*Instructions for the task*
Each line of the material must be repeated precisely, with the pictures left out.

Start of Records provided

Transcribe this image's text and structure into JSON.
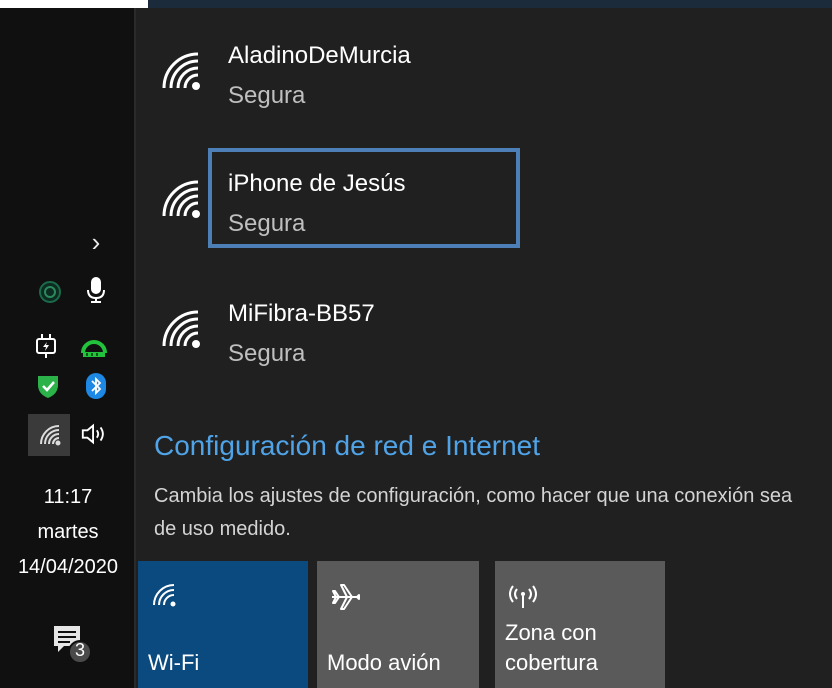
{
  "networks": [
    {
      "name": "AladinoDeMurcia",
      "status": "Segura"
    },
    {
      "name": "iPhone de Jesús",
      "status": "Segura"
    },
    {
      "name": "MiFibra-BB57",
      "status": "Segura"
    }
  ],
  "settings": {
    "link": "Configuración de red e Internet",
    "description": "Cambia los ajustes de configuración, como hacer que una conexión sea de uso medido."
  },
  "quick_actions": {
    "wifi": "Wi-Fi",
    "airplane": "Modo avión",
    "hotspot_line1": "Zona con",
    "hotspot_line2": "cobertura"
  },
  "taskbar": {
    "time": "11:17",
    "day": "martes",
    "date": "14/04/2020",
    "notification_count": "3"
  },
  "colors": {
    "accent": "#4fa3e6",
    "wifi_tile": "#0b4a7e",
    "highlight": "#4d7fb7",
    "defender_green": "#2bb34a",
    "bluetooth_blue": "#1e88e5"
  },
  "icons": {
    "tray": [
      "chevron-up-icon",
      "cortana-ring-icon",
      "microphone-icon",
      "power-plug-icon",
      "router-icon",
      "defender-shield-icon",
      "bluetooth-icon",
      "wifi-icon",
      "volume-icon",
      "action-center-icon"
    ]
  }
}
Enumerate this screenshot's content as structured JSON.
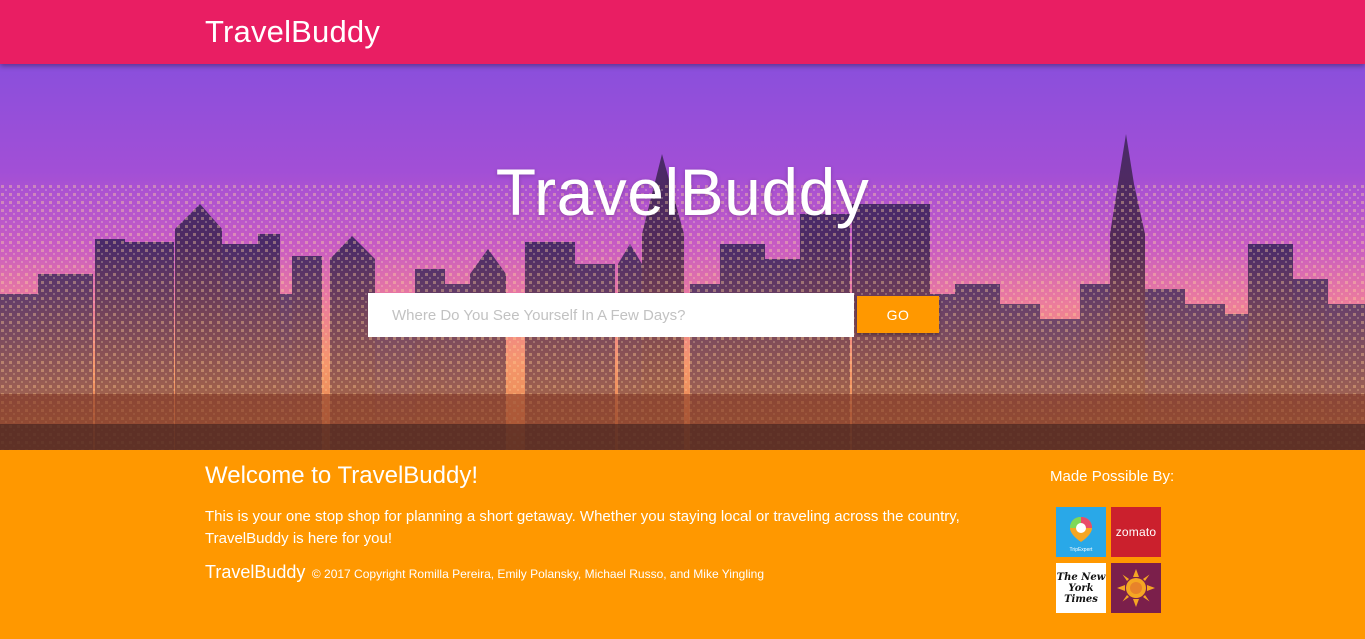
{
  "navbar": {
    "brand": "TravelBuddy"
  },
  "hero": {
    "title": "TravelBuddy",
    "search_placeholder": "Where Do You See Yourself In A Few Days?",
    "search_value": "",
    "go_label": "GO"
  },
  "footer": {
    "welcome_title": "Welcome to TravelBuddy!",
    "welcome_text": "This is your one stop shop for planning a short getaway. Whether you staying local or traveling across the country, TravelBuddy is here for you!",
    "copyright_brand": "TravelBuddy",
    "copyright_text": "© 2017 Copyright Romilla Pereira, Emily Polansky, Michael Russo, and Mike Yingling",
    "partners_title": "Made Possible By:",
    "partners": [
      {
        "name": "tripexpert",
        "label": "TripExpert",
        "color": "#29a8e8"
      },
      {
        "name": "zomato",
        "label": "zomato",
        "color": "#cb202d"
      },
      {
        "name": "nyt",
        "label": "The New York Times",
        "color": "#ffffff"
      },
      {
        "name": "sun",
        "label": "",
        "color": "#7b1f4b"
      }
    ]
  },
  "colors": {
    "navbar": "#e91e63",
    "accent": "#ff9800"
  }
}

End of Records provided

*Solution to this task*
Transcribe this image's text and structure into JSON.
{
  "networks": [
    {
      "name": "AladinoDeMurcia",
      "status": "Segura"
    },
    {
      "name": "iPhone de Jesús",
      "status": "Segura"
    },
    {
      "name": "MiFibra-BB57",
      "status": "Segura"
    }
  ],
  "settings": {
    "link": "Configuración de red e Internet",
    "description": "Cambia los ajustes de configuración, como hacer que una conexión sea de uso medido."
  },
  "quick_actions": {
    "wifi": "Wi-Fi",
    "airplane": "Modo avión",
    "hotspot_line1": "Zona con",
    "hotspot_line2": "cobertura"
  },
  "taskbar": {
    "time": "11:17",
    "day": "martes",
    "date": "14/04/2020",
    "notification_count": "3"
  },
  "colors": {
    "accent": "#4fa3e6",
    "wifi_tile": "#0b4a7e",
    "highlight": "#4d7fb7",
    "defender_green": "#2bb34a",
    "bluetooth_blue": "#1e88e5"
  },
  "icons": {
    "tray": [
      "chevron-up-icon",
      "cortana-ring-icon",
      "microphone-icon",
      "power-plug-icon",
      "router-icon",
      "defender-shield-icon",
      "bluetooth-icon",
      "wifi-icon",
      "volume-icon",
      "action-center-icon"
    ]
  }
}
Enumerate this screenshot's content as structured JSON.
{
  "navbar": {
    "brand": "TravelBuddy"
  },
  "hero": {
    "title": "TravelBuddy",
    "search_placeholder": "Where Do You See Yourself In A Few Days?",
    "search_value": "",
    "go_label": "GO"
  },
  "footer": {
    "welcome_title": "Welcome to TravelBuddy!",
    "welcome_text": "This is your one stop shop for planning a short getaway. Whether you staying local or traveling across the country, TravelBuddy is here for you!",
    "copyright_brand": "TravelBuddy",
    "copyright_text": "© 2017 Copyright Romilla Pereira, Emily Polansky, Michael Russo, and Mike Yingling",
    "partners_title": "Made Possible By:",
    "partners": [
      {
        "name": "tripexpert",
        "label": "TripExpert",
        "color": "#29a8e8"
      },
      {
        "name": "zomato",
        "label": "zomato",
        "color": "#cb202d"
      },
      {
        "name": "nyt",
        "label": "The New York Times",
        "color": "#ffffff"
      },
      {
        "name": "sun",
        "label": "",
        "color": "#7b1f4b"
      }
    ]
  },
  "colors": {
    "navbar": "#e91e63",
    "accent": "#ff9800"
  }
}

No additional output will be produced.